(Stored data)
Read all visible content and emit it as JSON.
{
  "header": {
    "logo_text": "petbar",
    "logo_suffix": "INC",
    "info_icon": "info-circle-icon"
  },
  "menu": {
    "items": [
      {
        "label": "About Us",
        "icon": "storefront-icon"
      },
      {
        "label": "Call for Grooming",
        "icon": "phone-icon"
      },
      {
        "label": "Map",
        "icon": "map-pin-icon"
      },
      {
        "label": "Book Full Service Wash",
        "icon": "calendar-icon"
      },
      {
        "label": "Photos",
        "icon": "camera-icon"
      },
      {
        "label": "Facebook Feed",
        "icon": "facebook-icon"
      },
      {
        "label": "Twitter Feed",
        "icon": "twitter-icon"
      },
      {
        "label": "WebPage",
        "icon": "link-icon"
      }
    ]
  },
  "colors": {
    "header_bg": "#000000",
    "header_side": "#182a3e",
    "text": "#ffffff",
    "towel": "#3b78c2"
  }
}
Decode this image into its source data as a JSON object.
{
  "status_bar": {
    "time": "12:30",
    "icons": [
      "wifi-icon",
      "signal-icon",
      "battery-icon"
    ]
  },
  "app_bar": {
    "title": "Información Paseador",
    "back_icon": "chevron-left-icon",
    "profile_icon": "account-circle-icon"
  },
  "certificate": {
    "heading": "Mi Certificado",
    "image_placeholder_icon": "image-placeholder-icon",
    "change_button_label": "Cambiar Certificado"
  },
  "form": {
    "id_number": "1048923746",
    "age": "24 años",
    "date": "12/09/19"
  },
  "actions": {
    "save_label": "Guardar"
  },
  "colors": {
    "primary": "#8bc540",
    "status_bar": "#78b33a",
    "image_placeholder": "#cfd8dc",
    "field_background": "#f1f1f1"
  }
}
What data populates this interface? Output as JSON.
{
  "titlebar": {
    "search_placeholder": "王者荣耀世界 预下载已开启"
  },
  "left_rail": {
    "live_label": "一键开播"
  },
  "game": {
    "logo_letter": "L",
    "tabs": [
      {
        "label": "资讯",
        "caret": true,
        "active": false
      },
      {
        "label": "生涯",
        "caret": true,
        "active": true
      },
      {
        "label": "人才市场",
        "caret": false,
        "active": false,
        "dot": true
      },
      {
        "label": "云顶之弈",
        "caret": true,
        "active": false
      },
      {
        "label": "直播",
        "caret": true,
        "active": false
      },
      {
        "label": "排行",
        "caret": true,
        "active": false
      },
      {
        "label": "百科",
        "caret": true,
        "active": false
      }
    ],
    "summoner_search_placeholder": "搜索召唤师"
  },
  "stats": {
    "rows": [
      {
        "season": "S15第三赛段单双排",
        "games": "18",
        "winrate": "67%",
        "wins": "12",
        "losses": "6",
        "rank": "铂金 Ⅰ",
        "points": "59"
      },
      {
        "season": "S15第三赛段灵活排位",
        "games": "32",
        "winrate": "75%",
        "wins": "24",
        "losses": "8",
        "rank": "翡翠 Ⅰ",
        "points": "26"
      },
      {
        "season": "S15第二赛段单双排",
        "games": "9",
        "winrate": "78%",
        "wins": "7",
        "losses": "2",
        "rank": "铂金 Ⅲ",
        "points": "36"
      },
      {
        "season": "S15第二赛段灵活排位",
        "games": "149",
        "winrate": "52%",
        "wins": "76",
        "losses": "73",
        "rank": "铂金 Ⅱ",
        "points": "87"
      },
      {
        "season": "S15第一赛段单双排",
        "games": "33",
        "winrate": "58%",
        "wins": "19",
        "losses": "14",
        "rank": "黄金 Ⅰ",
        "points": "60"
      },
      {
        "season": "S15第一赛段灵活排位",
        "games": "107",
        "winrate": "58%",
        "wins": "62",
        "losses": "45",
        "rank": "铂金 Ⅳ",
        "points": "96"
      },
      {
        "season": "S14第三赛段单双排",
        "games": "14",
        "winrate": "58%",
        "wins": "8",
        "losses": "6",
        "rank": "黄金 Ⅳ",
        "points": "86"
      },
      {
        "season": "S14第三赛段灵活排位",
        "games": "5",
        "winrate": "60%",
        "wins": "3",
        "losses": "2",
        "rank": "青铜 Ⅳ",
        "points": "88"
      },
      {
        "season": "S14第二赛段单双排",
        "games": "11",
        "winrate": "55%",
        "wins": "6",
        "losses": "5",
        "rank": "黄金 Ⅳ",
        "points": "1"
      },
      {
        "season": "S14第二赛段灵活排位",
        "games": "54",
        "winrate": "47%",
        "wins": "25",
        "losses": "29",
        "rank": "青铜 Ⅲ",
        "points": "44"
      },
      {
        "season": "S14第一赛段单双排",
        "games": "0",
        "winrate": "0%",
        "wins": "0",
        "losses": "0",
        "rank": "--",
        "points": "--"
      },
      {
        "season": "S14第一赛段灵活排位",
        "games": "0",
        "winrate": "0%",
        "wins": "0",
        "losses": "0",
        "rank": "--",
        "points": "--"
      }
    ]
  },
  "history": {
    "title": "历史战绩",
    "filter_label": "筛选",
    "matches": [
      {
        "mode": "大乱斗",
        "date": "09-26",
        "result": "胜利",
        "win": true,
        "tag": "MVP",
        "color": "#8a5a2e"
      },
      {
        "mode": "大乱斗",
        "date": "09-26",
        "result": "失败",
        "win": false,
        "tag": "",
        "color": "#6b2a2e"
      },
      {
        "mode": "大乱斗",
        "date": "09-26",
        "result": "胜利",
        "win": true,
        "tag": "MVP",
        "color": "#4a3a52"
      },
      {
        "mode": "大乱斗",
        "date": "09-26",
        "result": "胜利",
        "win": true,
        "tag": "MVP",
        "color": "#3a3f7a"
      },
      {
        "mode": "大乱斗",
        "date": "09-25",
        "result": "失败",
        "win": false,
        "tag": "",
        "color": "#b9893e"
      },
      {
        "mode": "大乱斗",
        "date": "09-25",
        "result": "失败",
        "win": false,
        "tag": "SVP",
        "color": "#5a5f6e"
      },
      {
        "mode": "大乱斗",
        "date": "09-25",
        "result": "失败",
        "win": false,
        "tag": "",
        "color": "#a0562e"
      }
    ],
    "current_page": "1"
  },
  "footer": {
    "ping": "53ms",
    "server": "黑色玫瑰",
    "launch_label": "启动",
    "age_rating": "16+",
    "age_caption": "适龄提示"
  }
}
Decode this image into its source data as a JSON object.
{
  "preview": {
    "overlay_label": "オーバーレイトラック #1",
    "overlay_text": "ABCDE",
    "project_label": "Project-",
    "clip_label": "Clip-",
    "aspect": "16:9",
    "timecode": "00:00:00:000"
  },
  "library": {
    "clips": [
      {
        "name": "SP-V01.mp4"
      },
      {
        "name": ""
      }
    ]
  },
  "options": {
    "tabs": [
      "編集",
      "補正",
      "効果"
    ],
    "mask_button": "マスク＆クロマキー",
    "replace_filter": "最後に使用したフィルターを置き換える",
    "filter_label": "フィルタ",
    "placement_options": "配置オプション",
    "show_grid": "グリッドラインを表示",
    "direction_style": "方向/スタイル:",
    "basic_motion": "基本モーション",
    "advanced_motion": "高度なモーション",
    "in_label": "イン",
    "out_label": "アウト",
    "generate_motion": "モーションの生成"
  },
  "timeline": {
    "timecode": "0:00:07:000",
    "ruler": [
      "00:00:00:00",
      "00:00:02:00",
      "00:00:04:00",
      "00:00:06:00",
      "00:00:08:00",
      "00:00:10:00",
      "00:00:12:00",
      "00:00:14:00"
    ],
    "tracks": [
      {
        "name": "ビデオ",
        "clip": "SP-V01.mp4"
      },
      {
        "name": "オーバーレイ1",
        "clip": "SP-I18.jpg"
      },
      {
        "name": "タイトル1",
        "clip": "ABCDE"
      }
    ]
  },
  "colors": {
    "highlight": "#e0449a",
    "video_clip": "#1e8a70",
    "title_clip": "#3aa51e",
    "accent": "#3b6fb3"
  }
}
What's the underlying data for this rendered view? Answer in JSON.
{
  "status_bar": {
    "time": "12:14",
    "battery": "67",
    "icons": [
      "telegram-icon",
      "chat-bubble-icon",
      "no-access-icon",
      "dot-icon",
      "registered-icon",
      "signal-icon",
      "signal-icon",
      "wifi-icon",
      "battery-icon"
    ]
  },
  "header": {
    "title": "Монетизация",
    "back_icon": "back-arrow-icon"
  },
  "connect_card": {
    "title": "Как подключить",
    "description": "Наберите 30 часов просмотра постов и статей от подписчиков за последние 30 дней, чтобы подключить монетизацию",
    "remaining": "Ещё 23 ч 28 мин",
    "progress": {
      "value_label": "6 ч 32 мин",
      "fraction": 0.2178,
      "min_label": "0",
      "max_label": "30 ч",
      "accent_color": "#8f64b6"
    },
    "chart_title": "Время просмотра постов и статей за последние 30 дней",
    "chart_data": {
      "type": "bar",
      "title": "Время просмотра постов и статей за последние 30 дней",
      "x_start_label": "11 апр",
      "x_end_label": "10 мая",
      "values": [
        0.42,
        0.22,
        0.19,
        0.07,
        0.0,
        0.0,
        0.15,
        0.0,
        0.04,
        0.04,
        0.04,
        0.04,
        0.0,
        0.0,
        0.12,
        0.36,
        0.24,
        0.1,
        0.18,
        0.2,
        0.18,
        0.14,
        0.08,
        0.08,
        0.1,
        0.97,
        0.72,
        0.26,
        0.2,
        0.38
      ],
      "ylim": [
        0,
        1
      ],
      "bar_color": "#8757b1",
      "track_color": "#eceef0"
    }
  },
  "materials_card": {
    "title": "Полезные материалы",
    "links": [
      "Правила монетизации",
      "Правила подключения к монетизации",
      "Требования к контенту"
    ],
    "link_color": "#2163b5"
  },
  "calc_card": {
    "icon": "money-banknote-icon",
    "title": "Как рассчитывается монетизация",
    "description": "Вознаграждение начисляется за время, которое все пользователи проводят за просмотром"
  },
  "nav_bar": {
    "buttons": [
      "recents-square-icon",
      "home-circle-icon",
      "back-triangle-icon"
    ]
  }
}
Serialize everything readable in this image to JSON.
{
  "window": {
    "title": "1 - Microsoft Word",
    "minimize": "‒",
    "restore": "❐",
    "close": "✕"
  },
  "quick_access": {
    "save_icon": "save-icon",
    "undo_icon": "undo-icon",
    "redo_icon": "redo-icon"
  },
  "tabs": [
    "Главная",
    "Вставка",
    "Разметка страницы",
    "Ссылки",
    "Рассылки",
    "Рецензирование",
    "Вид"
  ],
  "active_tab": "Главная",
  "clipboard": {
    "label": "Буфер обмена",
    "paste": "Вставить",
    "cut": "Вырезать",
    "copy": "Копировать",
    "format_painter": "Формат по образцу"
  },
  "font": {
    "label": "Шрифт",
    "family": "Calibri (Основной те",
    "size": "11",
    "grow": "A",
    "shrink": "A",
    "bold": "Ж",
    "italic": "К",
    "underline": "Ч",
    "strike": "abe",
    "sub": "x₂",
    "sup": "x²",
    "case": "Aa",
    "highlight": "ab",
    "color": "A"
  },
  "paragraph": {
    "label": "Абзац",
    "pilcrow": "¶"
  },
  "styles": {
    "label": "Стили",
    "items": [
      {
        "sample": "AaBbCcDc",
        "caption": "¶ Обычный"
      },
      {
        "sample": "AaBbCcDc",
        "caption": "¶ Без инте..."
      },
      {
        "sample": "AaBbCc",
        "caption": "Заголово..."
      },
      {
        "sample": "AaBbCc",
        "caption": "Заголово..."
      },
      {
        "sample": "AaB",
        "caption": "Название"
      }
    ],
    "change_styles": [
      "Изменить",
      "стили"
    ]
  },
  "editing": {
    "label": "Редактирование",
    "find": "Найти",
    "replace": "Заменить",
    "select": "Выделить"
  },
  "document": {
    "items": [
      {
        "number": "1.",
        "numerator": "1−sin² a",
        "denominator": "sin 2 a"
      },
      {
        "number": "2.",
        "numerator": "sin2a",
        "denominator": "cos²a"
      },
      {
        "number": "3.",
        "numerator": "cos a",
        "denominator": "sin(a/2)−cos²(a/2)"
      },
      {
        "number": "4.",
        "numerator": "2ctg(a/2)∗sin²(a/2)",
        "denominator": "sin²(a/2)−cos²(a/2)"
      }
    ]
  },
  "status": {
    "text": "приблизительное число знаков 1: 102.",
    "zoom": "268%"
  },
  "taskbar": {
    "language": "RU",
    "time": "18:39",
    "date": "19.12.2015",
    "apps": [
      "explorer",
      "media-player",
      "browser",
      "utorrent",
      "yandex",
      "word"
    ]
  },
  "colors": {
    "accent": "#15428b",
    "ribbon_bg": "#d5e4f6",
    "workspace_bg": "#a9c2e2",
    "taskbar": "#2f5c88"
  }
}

▶ [Task directions]:
From the entries above, pull out each line that includes "season".

▶ [Final result]:
        "season": "S15第三赛段单双排",
        "season": "S15第三赛段灵活排位",
        "season": "S15第二赛段单双排",
        "season": "S15第二赛段灵活排位",
        "season": "S15第一赛段单双排",
        "season": "S15第一赛段灵活排位",
        "season": "S14第三赛段单双排",
        "season": "S14第三赛段灵活排位",
        "season": "S14第二赛段单双排",
        "season": "S14第二赛段灵活排位",
        "season": "S14第一赛段单双排",
        "season": "S14第一赛段灵活排位",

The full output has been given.